- [TESTO DEL DOCUMENTO]
____________
Nel 1999 ero giovane e stavo facendo malvolentieri un tirocinio in un giornale che sosteneva sfacciatamente il presidente peruviano di allora, Alberto Fujimori. Un giorno il direttore e proprietario del quotidiano si schiantò con l’auto contro un camion mentre seguiva il convoglio che accompagnava Fujimori all’aeroporto per un viaggio ufficiale. Il direttore morì sul colpo, e con lui anche il giornale. Io e un altro centinaio di colleghi ci trovammo senza lavoro. Il direttore aveva letteralmente seguito Fujimori fino alla morte. All’epoca non sapevo con certezza quante persone avesse fatto sparire il governo, ma ero sicura che il paese, seguendo i piani dell’ex dittatore, si sarebbe schiantato come il mio direttore.
____________
- [INSIEME DI RIGHE]
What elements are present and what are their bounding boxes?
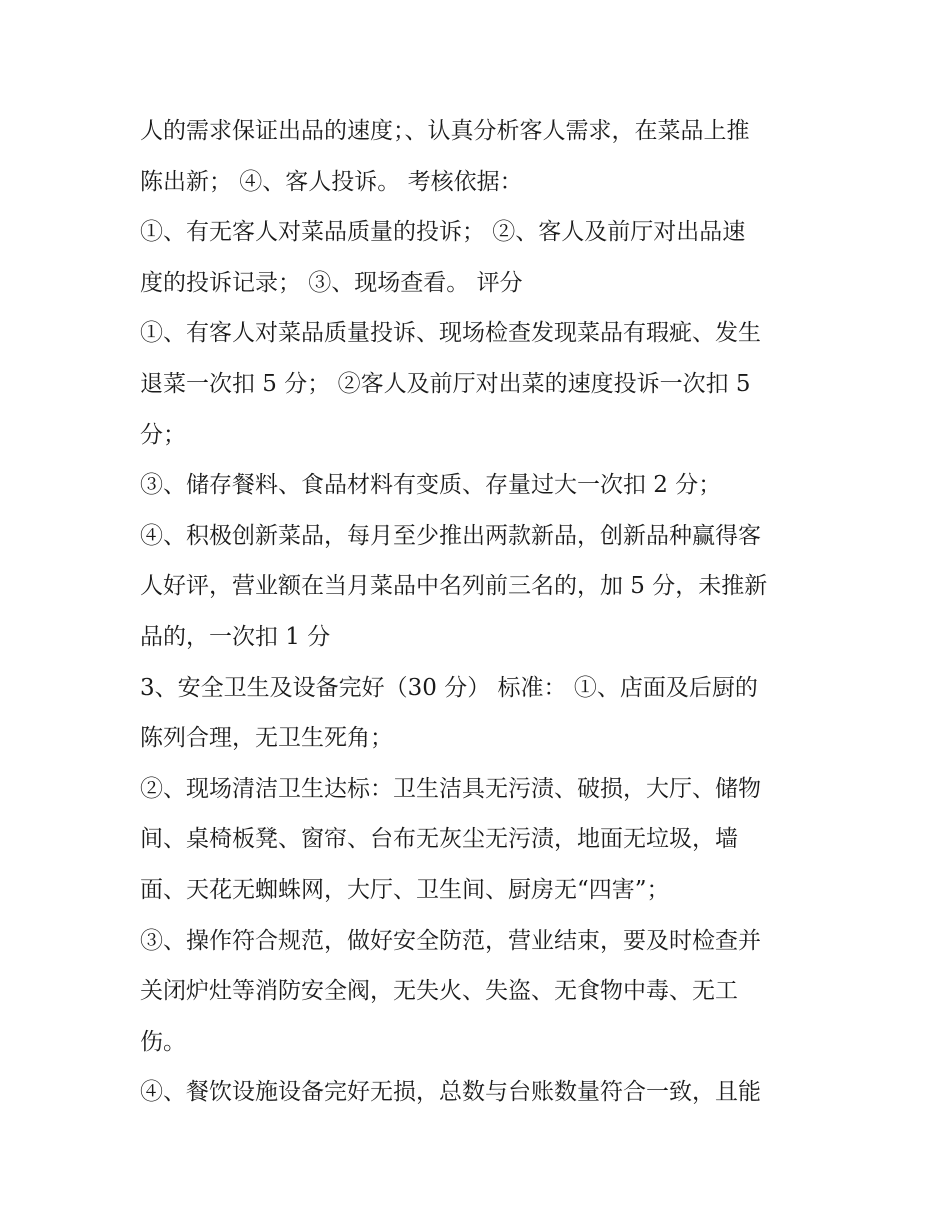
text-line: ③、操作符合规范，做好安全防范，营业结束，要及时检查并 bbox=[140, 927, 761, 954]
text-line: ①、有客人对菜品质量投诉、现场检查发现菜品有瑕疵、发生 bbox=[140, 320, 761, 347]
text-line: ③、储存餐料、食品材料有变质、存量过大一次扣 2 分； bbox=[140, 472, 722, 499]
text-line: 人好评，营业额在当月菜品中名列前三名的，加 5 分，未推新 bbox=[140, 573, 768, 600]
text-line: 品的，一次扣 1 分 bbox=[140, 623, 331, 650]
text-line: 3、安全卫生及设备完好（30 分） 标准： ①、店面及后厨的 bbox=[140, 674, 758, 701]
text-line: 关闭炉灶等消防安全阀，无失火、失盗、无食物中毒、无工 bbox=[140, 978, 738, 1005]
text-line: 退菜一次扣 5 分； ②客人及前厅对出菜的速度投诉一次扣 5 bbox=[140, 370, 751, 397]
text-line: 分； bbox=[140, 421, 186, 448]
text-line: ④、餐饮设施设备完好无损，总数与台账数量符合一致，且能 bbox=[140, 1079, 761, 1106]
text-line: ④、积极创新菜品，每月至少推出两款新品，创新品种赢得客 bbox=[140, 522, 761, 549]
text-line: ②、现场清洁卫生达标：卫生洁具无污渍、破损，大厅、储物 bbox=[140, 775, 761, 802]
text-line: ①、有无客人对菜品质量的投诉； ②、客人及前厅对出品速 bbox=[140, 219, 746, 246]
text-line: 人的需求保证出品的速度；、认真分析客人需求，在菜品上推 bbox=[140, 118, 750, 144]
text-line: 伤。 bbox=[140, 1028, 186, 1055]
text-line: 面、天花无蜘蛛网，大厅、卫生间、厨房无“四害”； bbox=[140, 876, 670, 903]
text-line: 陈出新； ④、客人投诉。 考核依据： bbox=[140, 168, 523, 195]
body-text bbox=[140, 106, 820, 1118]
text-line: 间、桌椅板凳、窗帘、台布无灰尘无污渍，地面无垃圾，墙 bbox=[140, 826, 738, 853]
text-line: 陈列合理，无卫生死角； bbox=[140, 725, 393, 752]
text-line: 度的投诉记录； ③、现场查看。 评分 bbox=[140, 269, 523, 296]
____________
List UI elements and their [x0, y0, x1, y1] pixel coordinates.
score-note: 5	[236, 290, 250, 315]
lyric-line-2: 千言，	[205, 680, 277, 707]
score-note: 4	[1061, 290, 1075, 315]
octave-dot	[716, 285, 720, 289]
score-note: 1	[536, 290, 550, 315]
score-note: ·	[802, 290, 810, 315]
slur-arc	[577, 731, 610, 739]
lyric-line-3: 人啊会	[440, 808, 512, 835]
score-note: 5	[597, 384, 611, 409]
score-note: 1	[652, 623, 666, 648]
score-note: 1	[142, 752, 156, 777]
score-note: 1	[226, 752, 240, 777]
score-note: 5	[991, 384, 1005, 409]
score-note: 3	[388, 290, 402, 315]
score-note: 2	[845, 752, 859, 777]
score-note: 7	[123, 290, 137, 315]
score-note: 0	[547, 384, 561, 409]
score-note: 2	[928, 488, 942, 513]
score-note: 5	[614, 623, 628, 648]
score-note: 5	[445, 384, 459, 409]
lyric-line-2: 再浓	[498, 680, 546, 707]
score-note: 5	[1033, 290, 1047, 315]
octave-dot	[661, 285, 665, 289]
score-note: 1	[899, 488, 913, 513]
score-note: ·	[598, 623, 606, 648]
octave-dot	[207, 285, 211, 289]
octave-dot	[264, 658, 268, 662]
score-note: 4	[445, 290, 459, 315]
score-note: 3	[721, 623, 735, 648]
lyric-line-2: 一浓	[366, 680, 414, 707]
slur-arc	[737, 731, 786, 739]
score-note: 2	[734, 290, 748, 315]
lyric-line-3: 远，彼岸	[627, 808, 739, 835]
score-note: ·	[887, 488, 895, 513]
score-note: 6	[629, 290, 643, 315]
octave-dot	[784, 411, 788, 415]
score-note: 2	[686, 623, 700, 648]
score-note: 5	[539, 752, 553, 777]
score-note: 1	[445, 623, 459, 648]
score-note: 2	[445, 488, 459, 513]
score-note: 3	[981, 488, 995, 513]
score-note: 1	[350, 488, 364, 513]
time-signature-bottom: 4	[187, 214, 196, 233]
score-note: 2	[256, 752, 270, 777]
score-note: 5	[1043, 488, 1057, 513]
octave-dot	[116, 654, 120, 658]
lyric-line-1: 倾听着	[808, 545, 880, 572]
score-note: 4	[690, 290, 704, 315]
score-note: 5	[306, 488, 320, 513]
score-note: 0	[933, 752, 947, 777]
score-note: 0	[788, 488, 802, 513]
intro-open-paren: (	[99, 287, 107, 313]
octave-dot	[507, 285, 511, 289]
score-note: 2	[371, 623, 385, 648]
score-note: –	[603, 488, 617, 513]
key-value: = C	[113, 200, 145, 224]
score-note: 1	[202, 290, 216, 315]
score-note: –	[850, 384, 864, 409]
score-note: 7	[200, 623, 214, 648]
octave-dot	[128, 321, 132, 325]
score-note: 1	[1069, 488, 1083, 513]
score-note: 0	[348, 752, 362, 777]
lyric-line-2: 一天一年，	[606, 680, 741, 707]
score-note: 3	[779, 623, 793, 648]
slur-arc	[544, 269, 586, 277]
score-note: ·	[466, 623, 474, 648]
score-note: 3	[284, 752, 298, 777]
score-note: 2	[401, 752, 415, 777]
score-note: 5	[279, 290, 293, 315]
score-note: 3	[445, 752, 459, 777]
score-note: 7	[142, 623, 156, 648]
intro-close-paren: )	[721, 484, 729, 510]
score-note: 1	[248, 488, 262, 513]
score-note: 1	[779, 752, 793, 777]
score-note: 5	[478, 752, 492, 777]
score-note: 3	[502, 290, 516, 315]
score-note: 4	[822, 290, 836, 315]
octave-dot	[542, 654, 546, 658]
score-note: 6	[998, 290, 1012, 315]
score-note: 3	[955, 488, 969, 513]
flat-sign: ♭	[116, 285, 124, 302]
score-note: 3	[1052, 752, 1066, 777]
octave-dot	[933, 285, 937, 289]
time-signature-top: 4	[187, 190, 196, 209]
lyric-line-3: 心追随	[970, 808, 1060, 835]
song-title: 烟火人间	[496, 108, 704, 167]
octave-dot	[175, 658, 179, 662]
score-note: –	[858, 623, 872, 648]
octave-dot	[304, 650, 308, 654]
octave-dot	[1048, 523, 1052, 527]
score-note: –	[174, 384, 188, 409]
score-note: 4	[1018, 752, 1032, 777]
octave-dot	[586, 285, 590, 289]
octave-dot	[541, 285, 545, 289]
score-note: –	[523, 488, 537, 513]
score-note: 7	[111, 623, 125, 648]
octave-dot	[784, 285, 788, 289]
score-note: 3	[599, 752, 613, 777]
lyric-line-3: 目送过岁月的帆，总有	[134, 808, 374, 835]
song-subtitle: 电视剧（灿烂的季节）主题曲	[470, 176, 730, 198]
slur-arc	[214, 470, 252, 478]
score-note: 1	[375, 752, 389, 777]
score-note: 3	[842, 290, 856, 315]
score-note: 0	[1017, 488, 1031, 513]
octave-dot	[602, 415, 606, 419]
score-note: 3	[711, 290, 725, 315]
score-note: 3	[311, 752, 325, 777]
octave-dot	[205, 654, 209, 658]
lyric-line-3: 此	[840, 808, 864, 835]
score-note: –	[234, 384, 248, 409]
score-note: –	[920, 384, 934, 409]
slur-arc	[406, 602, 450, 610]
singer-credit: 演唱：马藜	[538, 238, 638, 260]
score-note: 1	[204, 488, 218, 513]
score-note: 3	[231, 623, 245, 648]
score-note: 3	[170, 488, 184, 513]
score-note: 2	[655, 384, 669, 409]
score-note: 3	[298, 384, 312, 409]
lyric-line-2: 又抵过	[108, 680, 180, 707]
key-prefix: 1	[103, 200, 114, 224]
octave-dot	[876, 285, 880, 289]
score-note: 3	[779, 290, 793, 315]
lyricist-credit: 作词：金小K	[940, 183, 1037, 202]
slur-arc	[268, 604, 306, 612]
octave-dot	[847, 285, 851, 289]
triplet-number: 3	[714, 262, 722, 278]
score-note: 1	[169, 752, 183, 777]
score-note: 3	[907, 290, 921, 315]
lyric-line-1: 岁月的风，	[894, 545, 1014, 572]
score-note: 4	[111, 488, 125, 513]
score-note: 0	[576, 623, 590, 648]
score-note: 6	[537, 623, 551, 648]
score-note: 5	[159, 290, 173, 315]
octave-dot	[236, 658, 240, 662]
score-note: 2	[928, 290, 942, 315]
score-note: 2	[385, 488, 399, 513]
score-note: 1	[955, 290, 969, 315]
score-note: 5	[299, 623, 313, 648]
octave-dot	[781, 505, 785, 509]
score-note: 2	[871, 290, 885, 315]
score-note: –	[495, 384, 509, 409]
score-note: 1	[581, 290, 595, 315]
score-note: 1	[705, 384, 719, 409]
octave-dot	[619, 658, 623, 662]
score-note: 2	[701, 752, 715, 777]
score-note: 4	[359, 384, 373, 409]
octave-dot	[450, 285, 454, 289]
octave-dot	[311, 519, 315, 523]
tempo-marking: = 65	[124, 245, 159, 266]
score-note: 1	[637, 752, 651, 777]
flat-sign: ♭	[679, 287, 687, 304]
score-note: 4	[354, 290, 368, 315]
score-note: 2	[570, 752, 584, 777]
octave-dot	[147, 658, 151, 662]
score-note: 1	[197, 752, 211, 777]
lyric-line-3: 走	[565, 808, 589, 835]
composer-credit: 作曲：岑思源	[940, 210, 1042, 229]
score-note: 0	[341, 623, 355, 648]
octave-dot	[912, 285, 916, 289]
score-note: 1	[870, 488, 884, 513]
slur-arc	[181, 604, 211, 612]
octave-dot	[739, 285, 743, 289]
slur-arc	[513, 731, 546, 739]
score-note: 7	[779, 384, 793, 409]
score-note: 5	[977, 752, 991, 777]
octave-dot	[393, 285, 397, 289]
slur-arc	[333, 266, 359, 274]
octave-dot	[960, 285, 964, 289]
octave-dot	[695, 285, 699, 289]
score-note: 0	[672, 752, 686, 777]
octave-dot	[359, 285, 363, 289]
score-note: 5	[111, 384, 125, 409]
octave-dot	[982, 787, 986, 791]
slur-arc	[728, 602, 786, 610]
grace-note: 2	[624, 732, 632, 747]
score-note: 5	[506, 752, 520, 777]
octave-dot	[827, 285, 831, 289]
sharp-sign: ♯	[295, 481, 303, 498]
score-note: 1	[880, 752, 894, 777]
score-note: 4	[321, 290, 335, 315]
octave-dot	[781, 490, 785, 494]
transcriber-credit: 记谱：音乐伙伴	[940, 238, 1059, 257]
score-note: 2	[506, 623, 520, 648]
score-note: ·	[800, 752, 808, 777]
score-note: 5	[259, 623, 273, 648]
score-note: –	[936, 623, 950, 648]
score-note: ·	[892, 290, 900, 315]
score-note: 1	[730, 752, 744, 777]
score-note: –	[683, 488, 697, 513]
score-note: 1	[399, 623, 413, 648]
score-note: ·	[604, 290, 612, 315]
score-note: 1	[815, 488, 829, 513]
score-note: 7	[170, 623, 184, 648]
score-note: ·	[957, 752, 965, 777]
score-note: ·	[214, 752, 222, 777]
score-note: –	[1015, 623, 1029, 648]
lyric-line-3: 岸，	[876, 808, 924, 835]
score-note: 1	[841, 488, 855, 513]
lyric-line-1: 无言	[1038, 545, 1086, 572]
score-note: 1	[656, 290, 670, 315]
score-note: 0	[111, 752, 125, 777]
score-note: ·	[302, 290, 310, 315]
____________
- [COSA SI RICHIEDE]
Ricopia senza alcuna modifica il passo del testo sul giornale vicino a Fujimori che va da "Nel 1999 ero" fino a "il mio direttore." compreso.

- [RISPOSTA]
Nel 1999 ero giovane e stavo facendo malvolentieri un tirocinio in un giornale che sosteneva sfacciatamente il presidente peruviano di allora, Alberto Fujimori. Un giorno il direttore e proprietario del quotidiano si schiantò con l’auto contro un camion mentre seguiva il convoglio che accompagnava Fujimori all’aeroporto per un viaggio ufficiale. Il direttore morì sul colpo, e con lui anche il giornale. Io e un altro centinaio di colleghi ci trovammo senza lavoro. Il direttore aveva letteralmente seguito Fujimori fino alla morte. All’epoca non sapevo con certezza quante persone avesse fatto sparire il governo, ma ero sicura che il paese, seguendo i piani dell’ex dittatore, si sarebbe schiantato come il mio direttore.